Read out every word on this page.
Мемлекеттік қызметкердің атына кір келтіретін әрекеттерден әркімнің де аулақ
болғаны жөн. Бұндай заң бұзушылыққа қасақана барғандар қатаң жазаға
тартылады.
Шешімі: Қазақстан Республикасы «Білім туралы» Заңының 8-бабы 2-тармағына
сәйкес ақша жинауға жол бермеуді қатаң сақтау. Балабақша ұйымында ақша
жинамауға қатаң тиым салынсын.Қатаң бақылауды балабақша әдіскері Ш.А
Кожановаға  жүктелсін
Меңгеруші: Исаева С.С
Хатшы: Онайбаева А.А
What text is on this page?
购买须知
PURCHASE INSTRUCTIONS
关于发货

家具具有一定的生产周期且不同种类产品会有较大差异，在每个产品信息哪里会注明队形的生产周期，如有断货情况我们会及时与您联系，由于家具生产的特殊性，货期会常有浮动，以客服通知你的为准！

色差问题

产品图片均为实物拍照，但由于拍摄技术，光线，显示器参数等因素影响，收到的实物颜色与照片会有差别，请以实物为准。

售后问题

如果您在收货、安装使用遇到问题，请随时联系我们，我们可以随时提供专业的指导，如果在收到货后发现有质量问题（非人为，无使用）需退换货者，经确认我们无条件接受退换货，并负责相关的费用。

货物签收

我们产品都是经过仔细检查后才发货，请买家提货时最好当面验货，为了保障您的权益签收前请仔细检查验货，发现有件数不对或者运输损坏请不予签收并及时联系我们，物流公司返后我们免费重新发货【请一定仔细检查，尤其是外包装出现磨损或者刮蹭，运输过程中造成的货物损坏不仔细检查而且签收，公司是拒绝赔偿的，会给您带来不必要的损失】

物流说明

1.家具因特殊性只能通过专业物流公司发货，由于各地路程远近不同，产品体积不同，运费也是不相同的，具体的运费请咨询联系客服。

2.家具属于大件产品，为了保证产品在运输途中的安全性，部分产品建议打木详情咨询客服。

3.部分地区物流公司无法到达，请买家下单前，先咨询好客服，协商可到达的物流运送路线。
-- -- --
* [Goal]
Your task is to output exactly the lines running from the one with "What text is on this page?" through the final line of the material above, with both ends included.

* [Full solution]
What text is on this page?
购买须知
PURCHASE INSTRUCTIONS
关于发货

家具具有一定的生产周期且不同种类产品会有较大差异，在每个产品信息哪里会注明队形的生产周期，如有断货情况我们会及时与您联系，由于家具生产的特殊性，货期会常有浮动，以客服通知你的为准！

色差问题

产品图片均为实物拍照，但由于拍摄技术，光线，显示器参数等因素影响，收到的实物颜色与照片会有差别，请以实物为准。

售后问题

如果您在收货、安装使用遇到问题，请随时联系我们，我们可以随时提供专业的指导，如果在收到货后发现有质量问题（非人为，无使用）需退换货者，经确认我们无条件接受退换货，并负责相关的费用。

货物签收

我们产品都是经过仔细检查后才发货，请买家提货时最好当面验货，为了保障您的权益签收前请仔细检查验货，发现有件数不对或者运输损坏请不予签收并及时联系我们，物流公司返后我们免费重新发货【请一定仔细检查，尤其是外包装出现磨损或者刮蹭，运输过程中造成的货物损坏不仔细检查而且签收，公司是拒绝赔偿的，会给您带来不必要的损失】

物流说明

1.家具因特殊性只能通过专业物流公司发货，由于各地路程远近不同，产品体积不同，运费也是不相同的，具体的运费请咨询联系客服。

2.家具属于大件产品，为了保证产品在运输途中的安全性，部分产品建议打木详情咨询客服。

3.部分地区物流公司无法到达，请买家下单前，先咨询好客服，协商可到达的物流运送路线。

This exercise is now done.